====== DATA FOR THE TASK

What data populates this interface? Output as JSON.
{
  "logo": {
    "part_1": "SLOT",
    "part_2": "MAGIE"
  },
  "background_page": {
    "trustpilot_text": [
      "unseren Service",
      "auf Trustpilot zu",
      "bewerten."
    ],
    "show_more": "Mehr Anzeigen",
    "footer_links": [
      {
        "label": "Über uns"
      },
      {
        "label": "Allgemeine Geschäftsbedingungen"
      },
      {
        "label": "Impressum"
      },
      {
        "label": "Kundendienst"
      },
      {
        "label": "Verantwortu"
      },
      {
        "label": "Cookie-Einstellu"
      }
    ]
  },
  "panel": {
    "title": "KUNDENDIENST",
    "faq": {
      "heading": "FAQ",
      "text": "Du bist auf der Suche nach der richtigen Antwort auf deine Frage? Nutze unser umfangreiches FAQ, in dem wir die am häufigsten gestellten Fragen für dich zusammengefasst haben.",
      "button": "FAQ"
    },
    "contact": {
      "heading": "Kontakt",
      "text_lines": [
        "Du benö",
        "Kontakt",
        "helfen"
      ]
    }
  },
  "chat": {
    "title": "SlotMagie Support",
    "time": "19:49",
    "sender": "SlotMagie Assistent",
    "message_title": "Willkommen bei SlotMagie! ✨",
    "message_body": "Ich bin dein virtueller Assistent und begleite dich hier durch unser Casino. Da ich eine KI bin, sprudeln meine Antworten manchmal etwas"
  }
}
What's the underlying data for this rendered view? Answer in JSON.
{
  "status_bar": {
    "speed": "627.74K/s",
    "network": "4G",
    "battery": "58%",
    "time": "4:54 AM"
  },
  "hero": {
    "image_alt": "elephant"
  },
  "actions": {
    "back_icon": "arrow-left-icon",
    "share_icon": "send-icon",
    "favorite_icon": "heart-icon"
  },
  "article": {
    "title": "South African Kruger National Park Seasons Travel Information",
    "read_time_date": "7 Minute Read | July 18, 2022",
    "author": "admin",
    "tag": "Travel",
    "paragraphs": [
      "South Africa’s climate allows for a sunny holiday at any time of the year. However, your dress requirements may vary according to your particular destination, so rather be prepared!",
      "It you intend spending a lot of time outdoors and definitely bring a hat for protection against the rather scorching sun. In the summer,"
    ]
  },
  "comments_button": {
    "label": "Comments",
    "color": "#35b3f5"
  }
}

============

▶ [WHAT THE TASK REQUIRES]:
Select every line in the records above that contains the word "label".

▶ [RESULT OF THE TASK]:
        "label": "Über uns"
        "label": "Allgemeine Geschäftsbedingungen"
        "label": "Impressum"
        "label": "Kundendienst"
        "label": "Verantwortu"
        "label": "Cookie-Einstellu"
    "label": "Comments",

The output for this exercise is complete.